**** VORLIEGENDER TEXT ****
Zeitweise scheint diese Wand selbst das Objekt der Begierde zu werden.
Durch einen Strohhalm, den sie durch eine Öffnung in der Wand führen,
tauschen die Gefangenen Zigarettenqualm aus. Dieser Anblick erregt den
Wärter noch mehr: Er dringt in die Zelle eines alten Gefangenen ein
– vermutlich der Mann mit dem Blumenbouquet – und demütigt
ihn brutal, für das Opfer wiederum der Anlass, eine romantische Liebesszene
mit einem jüngeren Mann im Wald zu imaginieren. Später wird
der Wärter den alten Mann mit seiner Dienstwaffe oral penetrieren.
Als er schließlich den Zellblock verlässt, pendelt der weiße
Blumenstrauß wie zuvor zwischen den schmalen Maueröffnungen.
Der Wärter wendet sich jedoch zu früh zum Gehen, um noch mitzubekommen,
wie das Bouquet schließlich gefangen wird.
Das erste Bild des Films: In fast kindlich-runder Handschrift
steht auf einer dunklen Steinwand mit Kreide geschrieben „Un chant
d’amour PAR JEAN GENET“, umrahmt von einem durchbohrten Herzen
und kleinen Blumen. In diesem einzigen Film des Schriftstellers Jean Genet
– UN CHANT D’AMOUR (1950) – wird mit einfachsten Mitteln
und prägnanten Standardsituationen eine Welt ohne Frauen ausgemalt:
der hermetische männliche Kosmos des Gefängnisses. In einer
an Jean Cocteau angelehnten Bildsprache erzählt Genet collagenartig
von den Sehnsüchten und Freiheitsträumen einiger Häftlinge.
Er bedient sich dabei einer aus seinen Romanen bereits bekannten visionären
Erzähltechnik, die reales Geschehen mit Imaginiertem zusammenfließen
lässt. Im Grunde finden sich die Schlüsselsituationen in den
Traumsequenzen und Zwischenschnitten; auf diese Weise etabliert UN CHANT
D’AMOUR drei Erzählebenen: das Geschehen im Gefängnis,
die Phantasie des Wärters und die Träume des älteren Gefangenen.
**** DATENSATZZEILEN ****
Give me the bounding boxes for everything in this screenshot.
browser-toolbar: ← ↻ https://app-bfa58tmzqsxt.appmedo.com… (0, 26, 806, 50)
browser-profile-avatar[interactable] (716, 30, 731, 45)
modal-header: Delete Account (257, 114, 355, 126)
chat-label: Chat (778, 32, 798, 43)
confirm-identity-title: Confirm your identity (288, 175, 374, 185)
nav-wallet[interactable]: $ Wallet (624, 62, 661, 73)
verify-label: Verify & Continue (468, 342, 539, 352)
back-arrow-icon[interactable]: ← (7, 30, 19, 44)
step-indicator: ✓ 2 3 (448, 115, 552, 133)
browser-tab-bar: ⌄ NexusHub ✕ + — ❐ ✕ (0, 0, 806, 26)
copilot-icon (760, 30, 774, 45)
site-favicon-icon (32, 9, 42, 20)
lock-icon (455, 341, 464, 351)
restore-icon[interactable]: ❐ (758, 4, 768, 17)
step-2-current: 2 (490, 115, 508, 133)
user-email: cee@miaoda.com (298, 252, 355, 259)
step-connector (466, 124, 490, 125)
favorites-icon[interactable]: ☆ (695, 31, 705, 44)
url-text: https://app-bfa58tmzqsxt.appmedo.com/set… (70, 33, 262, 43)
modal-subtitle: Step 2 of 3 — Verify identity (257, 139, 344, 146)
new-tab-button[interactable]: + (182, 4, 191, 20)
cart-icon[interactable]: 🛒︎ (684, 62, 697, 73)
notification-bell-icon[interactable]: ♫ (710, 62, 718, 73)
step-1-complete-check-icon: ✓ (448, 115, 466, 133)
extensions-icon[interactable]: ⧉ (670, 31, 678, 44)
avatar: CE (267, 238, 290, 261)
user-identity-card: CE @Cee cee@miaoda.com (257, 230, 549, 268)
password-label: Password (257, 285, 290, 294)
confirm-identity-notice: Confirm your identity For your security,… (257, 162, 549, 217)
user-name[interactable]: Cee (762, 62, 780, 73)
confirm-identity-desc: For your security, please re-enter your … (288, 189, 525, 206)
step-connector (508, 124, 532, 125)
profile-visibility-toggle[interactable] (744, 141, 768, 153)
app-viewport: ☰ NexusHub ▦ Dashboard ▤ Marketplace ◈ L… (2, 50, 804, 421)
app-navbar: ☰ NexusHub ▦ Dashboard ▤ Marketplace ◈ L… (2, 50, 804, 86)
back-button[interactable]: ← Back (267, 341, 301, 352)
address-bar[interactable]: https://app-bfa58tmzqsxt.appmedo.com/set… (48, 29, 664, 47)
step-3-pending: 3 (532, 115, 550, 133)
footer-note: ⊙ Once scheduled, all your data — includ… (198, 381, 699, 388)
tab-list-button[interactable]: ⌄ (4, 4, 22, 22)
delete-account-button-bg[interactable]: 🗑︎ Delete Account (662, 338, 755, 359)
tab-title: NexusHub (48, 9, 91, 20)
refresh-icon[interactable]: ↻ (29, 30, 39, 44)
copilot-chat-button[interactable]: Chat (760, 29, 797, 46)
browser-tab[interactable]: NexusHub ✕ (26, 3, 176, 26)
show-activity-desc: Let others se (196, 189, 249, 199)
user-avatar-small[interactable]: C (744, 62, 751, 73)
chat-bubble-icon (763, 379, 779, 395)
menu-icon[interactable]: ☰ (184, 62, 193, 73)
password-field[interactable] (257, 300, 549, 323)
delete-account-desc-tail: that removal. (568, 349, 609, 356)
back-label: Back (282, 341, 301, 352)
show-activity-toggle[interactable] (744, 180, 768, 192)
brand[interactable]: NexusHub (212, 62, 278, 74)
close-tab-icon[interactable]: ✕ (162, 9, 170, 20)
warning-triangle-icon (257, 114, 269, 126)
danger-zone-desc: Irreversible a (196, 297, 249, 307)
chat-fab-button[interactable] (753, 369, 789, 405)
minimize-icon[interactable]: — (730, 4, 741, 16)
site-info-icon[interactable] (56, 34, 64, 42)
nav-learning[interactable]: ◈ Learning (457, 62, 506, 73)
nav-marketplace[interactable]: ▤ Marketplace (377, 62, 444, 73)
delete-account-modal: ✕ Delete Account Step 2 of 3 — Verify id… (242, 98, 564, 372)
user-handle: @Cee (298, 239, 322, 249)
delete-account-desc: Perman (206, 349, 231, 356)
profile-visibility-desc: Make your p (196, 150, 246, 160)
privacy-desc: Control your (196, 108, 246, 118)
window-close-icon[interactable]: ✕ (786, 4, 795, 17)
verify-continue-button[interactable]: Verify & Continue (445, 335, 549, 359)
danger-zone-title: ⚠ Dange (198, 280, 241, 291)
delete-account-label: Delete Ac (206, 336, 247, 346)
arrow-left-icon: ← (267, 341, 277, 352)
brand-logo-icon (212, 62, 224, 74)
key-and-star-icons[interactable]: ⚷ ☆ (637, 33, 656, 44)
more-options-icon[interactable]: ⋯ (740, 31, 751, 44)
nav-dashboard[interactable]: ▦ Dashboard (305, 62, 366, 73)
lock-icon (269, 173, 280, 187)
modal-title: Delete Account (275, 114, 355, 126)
****
→ **ARBEITSAUFTRÄGE**:
a: Zitieren Sie aus dem Text über Genets Film den Abschnitt, der mit den Worten „Der Wärter wendet“ beginnt und mit „Freiheitsträumen einiger Häftlinge.“ schließt.
b: Führen Sie den Text über Jean Genets Film UN CHANT D’AMOUR im Anschluss an seinen letzten Satz weiter.

→ **LÖSUNGEN DER REIHE**:
a:
Der Wärter wendet sich jedoch zu früh zum Gehen, um noch mitzubekommen,
wie das Bouquet schließlich gefangen wird.
Das erste Bild des Films: In fast kindlich-runder Handschrift
steht auf einer dunklen Steinwand mit Kreide geschrieben „Un chant
d’amour PAR JEAN GENET“, umrahmt von einem durchbohrten Herzen
und kleinen Blumen. In diesem einzigen Film des Schriftstellers Jean Genet
– UN CHANT D’AMOUR (1950) – wird mit einfachsten Mitteln
und prägnanten Standardsituationen eine Welt ohne Frauen ausgemalt:
der hermetische männliche Kosmos des Gefängnisses. In einer
an Jean Cocteau angelehnten Bildsprache erzählt Genet collagenartig
von den Sehnsüchten und Freiheitsträumen einiger Häftlinge.

b:
Lediglich das erotische Spiel zwischen dem Afrikaner und dem Tätowierten
ist objektiv in der filmischen Realität anzusiedeln. Wesentlich für
diesen realen Teil ist die Erotisierung der Zellmauer, die selbst mit
den Zeichnungen und ihrer ertastbaren Struktur zu einer Ersatzhaut –
zum sexuellen Surrogat – wird angesichts der hoffnungslosen Einsamkeit
der Häftlinge. Auch der Unterwerfungsakt an dem älteren Gefangenen
wird offenbar zum Ersatz zwischenmenschlicher Körperlichkeit und
erzeugt weniger Angst, als dass er zur Inspiration erotischer Wunschphantasien
wird.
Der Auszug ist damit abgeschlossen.